===== Document passage

To demonstrate that c-Myc and Sp1 coexist within the same protein complex resident in the Nuc-1 region of the HIV LTR, sequential ChIP assays were again performed. When ChIP was first performed with anti-Sp1 (Fig. 5B), sequential ChIP showed the occupancy of c-Myc and HDAC1 in the same protein-DNA complex. Again, these results do not prove a direct interaction of these proteins but provide evidence of close co-occupancy at the LTR initiation region. The specificity of these results was illustrated by the lack of significant IP using Dnmt3a or at the downstream site.

shRNA inhibition of Sp1 expression reduces c-Myc and HDAC1 occupancy and repression of LTR expression.

To directly demonstrate the role of Sp1 in c-Myc recruitment to the HIV-1 LTR region in vivo, we used a short hairpin RNA (shRNA) that specifically depleted Sp1 protein expression and tested if the knockdown of Sp1 would disrupt c-Myc binding to the HIV-1 promoter. Transfection of pKD-Sp1-v1 specifically depleted Sp1 in HeLa-CAT-CD4 cells, whereas transfection of a vector encoding a scrambled sequence did not (Fig. 6A). However, although c-Myc expression was unchanged (Fig. 6A) after Sp1 knockdown, when measured by ChIP in the same extract, the occupancy of Sp1, c-Myc, and HDAC1 at the LTR was significantly decreased (Fig. 6B).

FIG. 6. — c-Myc occupancy at the HIV-1 LTR and its repression of Tat activation require Sp1. (A) Specific shRNA-mediated knockdown of Sp1 protein expression. HeLa-CAT-CD4 cells were transfected with pKD-sp-v1 plasmids directed against Sp1 or pKD-Neg-con-v1 (control) plasmids. Sp1, c-Myc, and GAPDH protein levels were assessed by immunoblotting. (B) Reduced occupancy of Sp1, c-Myc, and HDAC1 at the LTR initiator region upon Sp1 depletion. ChIP assays were performed after Sp1 knockdown, and changes in binding were quantitated by real-time PCR. (C) Blockade of c-Myc inhibition of Tat-mediated HIV-1 transcription following Sp1 knockdown. As expected, Tat activation is less efficient after Sp1 knockdown, but a 20-fold increase of RNA expression over the basal level was still measured. However, c-Myc expression had no effect of Tat activation after Sp1 knockdown. PCR products for the GAPDH loading control and transfected Tat are shown. Error bars indicate standard errors of the means for three independent experiments. n.s, not significant. (D) Specific shRNA-mediated knockdown of c-Myc protein expression. (E) Similarly, occupancy of c-Myc and HDAC1 is reduced at the LTR initiator region upon c-Myc depletion. (F) shRNA in the J89 Jurkat T-cell line directed against c-Myc depletes c-Myc protein levels and results in the significant upregulation of HIV-1 LTR expression. (G) Knockdown of c-Myc in J89 cells results in the significant upregulation of HIV LTR expression.

==========
===== Extracted entries

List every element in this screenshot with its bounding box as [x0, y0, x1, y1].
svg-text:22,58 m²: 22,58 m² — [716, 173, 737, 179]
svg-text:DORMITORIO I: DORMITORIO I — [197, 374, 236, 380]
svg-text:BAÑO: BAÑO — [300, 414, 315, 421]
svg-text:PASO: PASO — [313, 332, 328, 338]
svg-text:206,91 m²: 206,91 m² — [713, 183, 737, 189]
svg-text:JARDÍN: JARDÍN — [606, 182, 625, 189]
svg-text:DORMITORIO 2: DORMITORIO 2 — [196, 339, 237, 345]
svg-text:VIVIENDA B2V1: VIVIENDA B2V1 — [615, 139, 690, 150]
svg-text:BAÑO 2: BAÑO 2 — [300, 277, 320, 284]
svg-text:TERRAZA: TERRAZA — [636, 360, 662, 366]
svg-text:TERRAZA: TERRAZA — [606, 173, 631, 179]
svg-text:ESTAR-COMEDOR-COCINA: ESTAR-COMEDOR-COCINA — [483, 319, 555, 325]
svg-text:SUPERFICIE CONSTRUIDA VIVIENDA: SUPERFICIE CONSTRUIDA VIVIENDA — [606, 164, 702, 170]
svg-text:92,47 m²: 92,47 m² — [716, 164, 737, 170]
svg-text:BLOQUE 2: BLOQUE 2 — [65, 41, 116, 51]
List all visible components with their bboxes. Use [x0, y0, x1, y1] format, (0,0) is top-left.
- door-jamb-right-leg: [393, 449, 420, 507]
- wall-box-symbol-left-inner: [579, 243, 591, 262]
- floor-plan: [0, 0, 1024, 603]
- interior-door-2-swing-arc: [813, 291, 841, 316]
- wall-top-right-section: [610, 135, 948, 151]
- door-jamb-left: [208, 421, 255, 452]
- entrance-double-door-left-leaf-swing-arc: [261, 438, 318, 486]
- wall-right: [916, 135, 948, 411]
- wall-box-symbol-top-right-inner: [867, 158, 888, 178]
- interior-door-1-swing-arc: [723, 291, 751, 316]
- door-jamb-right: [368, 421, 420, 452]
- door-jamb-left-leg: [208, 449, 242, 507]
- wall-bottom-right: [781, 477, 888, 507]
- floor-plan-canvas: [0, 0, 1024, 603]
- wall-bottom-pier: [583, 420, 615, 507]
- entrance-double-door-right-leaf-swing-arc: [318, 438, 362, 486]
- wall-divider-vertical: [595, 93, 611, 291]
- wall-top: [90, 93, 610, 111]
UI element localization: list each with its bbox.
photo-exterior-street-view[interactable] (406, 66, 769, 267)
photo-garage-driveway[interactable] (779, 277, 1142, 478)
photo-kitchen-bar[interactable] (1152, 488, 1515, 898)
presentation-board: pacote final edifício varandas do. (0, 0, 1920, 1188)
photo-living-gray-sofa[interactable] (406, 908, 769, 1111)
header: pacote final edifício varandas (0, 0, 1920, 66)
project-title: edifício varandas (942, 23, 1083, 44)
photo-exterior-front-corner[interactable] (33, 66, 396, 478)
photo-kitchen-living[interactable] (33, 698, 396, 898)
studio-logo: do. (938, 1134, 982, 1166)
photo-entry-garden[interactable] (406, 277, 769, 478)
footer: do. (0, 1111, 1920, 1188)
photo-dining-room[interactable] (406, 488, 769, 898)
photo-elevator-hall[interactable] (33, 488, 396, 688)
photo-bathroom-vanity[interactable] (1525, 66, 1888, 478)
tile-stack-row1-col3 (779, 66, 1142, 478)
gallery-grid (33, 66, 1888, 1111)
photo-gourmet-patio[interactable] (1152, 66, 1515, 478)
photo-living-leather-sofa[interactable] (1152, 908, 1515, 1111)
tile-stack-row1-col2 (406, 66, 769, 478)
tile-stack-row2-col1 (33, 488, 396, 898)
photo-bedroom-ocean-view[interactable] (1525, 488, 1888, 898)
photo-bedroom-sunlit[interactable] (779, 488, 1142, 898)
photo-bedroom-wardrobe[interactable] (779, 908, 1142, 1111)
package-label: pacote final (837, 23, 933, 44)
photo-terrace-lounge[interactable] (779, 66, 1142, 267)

==========

What this exercise asks |
1. Change "Nuc-1 region" to "nucleosome-1 region" in the passage on Sp1 and c-Myc at the HIV-1 LTR, and rewrite it starting at "To demonstrate that" and ending at "of LTR expression.".
2. Answer these questions using the passage on Sp1 and c-Myc at the HIV-1 LTR:
(a) What showed the specificity of the sequential ChIP results?
(b) In which cells was Sp1 depleted by the shRNA?
(c) How did c-Myc expression change after Sp1 knockdown?
3. Continue the passage on Sp1 and c-Myc at the HIV-1 LTR from the point where it stops.
The rows come from a separate source unrelated to the passage on Sp1 and c-Myc at the HIV-1 LTR.

Answers in order |
1.
To demonstrate that c-Myc and Sp1 coexist within the same protein complex resident in the nucleosome-1 region of the HIV LTR, sequential ChIP assays were again performed. When ChIP was first performed with anti-Sp1 (Fig. 5B), sequential ChIP showed the occupancy of c-Myc and HDAC1 in the same protein-DNA complex. Again, these results do not prove a direct interaction of these proteins but provide evidence of close co-occupancy at the LTR initiation region. The specificity of these results was illustrated by the lack of significant IP using Dnmt3a or at the downstream site.

shRNA inhibition of Sp1 expression reduces c-Myc and HDAC1 occupancy and repression of LTR expression.

2.
(a) The lack of significant IP using Dnmt3a or at the downstream site.
(b) HeLa-CAT-CD4 cells.
(c) It was unchanged.

3.
To measure the effect of Sp1 knockdown on the c-Myc inhibition of HIV-1 activation, a cotransfection of c-Myc and Tat expression vectors was performed along with the active and control Sp1 shRNA vectors described above. Control Sp1 shRNA did not affect Tat activation or c-Myc inhibition of Tat activation. As expected, Tat activation was blunted by Sp1 shRNA, although RNA expression was still activated 20-fold above baseline by Tat. However, after Sp1 knockdown, c-Myc did not inhibit Tat activation (Fig. 6C). Tat expression was unchanged by RNA interference targeted at Sp1. These findings demonstrate that Sp1 is critical for both c-Myc binding to the HIV-1 LTR and the repression of Tat-dependent HIV-1 activation by HDAC1 recruitment mediated by c-Myc.

We then used an shRNA that specifically depleted c-Myc protein expression and tested if the knockdown of c-Myc would diminish HDAC1 recruitment to the HIV-1 promoter. Transfection of pSUPER-Myc827 specifically depleted c-Myc (10), whereas transfection of a vector encoding a scrambled sequence did not (Fig. 6D). c-Myc knockdown resulted in a significant decrease in the occupancy of c-Myc and HDAC1 at the LTR (Fig. 6E).

Consistent with these findings, the knockdown of c-Myc in the J89 Jurkat cell line (Fig. 6F), encoding an intact provirus expressing Tat, results in the upregulation of LTR-driven GFP expression (Fig. 6G). The extent of LTR induction is similar to that previously seen when HDAC1 recruitment by LSF/YY1 was inhibited (5).

DISCUSSION

While many factors may be involved in HIV-1 latency, the chromatin environment plays an important role in maintaining proviral quiescence (29). As HIV-1 integrates most frequently into genes that are transcribed in resting CD4⁺ T cells (13), chromatin at the proviral promoter may play an important role in maintaining quiescence in the minority of proviral genomes that enter latency. Although we initially sought new mechanisms that drive proviral quiescence, here, we discovered a novel additional mechanism that may contribute to the maintenance of proviral latency. In VPA-treated cells from latently HIV-1-infected patients, we found that the mRNA expression of c-Myc was significantly downregulated. Reduced protein expression was confirmed in primary resting CD4⁺ cells obtained from HIV-infected patients treated with VPA. Gene reporter analysis further confirmed c-Myc repression of HIV-1 expression.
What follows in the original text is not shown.